- REQUIRED WORK: Find the word "topbar" in the data. Return every line where it appears.

Stored data entries
----

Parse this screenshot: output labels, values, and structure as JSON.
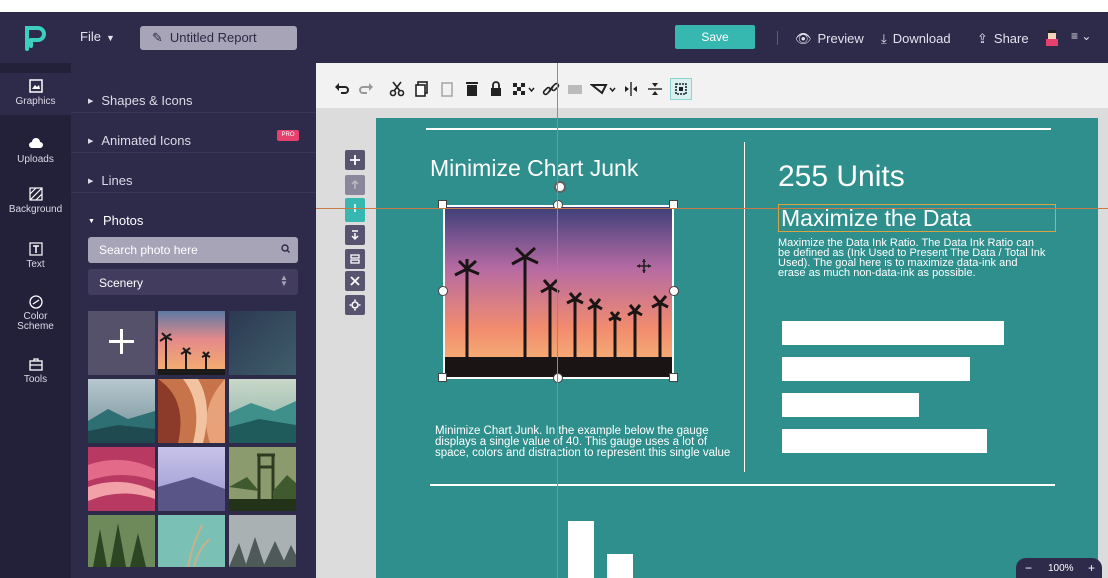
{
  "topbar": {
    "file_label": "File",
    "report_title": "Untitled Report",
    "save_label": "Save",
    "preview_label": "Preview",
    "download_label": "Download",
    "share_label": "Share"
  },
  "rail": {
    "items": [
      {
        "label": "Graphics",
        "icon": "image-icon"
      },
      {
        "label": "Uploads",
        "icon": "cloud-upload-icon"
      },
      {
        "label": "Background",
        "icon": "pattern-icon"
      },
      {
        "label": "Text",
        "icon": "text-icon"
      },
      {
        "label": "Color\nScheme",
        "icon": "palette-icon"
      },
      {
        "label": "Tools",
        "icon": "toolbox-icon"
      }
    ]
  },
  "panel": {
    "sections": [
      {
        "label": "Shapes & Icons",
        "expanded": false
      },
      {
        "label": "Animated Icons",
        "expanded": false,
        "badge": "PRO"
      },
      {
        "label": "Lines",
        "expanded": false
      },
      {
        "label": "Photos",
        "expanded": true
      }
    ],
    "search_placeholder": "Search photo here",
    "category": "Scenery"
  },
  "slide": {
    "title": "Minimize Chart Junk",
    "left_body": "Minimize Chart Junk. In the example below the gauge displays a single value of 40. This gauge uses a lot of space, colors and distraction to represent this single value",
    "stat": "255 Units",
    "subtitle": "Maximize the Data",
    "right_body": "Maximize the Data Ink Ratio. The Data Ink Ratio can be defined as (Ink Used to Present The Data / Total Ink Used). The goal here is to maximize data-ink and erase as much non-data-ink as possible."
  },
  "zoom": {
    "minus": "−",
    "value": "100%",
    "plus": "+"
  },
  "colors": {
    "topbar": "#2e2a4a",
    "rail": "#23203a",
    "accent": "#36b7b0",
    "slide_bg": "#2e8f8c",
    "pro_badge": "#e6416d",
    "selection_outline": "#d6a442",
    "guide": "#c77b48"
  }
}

----

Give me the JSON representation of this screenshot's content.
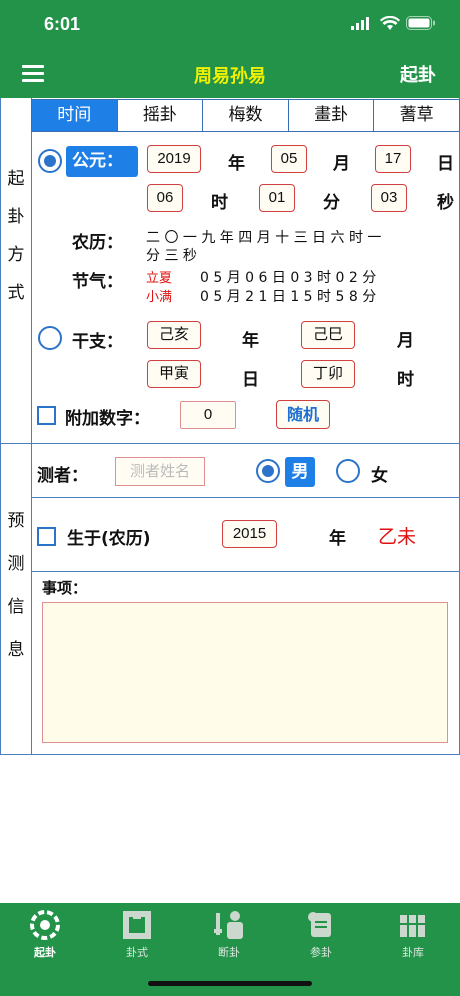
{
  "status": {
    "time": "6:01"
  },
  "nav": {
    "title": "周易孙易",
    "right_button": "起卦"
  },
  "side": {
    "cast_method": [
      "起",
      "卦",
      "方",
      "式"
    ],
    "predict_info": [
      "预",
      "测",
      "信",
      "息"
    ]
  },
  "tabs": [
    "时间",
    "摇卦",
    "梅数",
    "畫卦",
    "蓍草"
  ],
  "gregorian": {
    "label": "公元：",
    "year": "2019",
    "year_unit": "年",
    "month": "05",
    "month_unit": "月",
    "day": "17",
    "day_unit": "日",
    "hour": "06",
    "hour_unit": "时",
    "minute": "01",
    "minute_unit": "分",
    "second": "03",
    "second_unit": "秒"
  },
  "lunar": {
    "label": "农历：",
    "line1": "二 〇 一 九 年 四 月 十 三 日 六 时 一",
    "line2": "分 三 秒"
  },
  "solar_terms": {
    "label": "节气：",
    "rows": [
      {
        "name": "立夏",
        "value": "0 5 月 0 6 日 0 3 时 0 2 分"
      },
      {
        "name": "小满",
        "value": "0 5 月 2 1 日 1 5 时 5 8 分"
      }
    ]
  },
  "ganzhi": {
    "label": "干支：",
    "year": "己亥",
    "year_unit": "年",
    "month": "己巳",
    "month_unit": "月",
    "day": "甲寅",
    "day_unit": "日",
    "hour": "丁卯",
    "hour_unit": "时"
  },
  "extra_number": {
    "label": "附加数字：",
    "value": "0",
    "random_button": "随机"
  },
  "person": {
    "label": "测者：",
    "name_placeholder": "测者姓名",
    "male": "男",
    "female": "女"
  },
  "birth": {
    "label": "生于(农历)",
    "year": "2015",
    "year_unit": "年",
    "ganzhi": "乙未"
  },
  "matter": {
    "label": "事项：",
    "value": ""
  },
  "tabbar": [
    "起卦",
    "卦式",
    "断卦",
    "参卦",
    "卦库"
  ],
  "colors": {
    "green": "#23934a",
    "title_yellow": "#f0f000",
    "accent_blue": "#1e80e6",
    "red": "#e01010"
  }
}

----

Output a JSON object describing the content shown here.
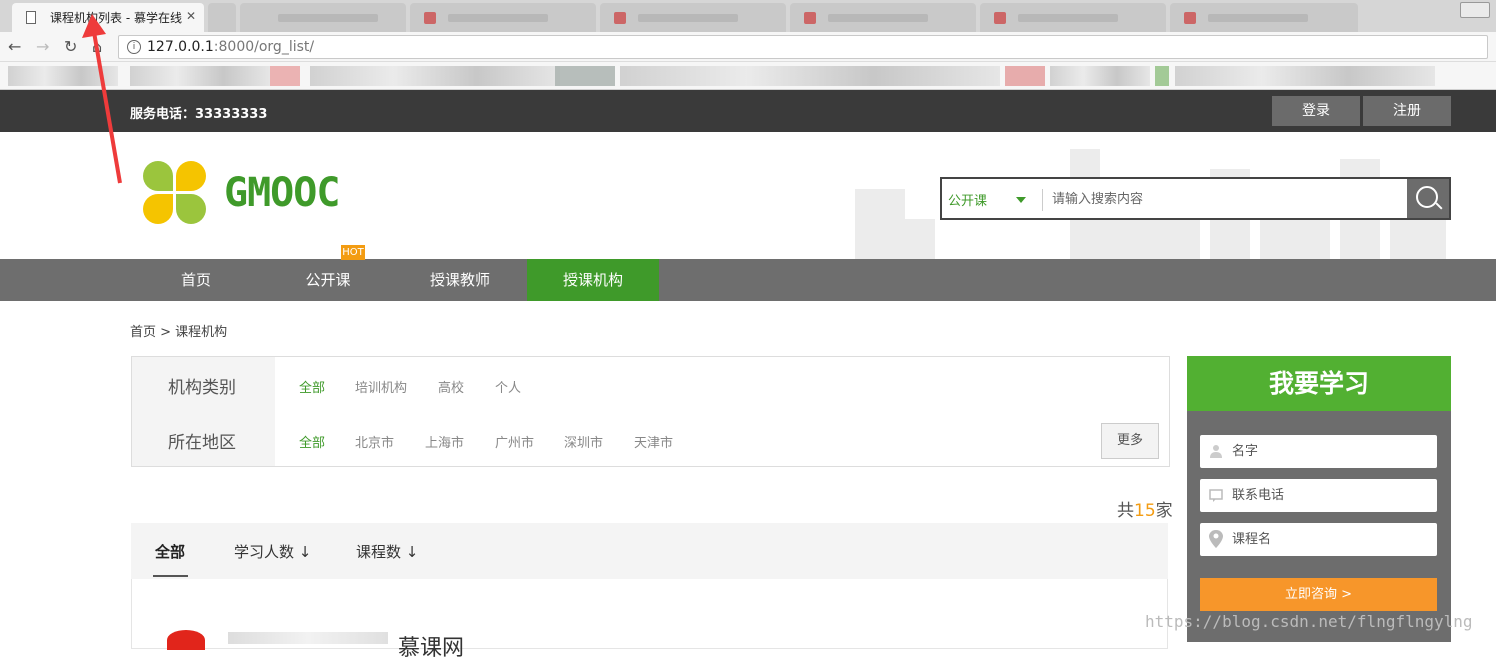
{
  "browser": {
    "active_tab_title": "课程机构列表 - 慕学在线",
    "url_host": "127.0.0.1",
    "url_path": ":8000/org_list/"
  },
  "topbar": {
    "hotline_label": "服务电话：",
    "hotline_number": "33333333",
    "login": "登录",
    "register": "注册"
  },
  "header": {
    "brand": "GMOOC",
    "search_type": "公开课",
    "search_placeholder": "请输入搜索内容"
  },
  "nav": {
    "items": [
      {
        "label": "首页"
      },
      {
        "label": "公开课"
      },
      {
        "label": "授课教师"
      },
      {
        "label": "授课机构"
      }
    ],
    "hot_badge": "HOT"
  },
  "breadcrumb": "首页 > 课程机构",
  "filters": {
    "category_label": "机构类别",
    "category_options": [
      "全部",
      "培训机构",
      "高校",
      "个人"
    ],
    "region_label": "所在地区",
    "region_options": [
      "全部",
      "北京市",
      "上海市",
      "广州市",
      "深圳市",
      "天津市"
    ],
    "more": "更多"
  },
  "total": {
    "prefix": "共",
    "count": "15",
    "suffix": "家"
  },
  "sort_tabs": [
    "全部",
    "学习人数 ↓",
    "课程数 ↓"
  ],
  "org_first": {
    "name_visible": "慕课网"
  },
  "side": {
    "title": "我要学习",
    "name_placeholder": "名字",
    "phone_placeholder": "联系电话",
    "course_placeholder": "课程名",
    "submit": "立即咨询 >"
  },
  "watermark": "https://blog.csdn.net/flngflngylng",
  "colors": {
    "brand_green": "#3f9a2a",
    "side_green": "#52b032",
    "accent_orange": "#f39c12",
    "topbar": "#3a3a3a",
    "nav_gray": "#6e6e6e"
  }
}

----

- TASK ANSWER:
  "topbar": {
    "topbar": "#2e2a4a",
  "topbar": {
    "topbar": "#3a3a3a",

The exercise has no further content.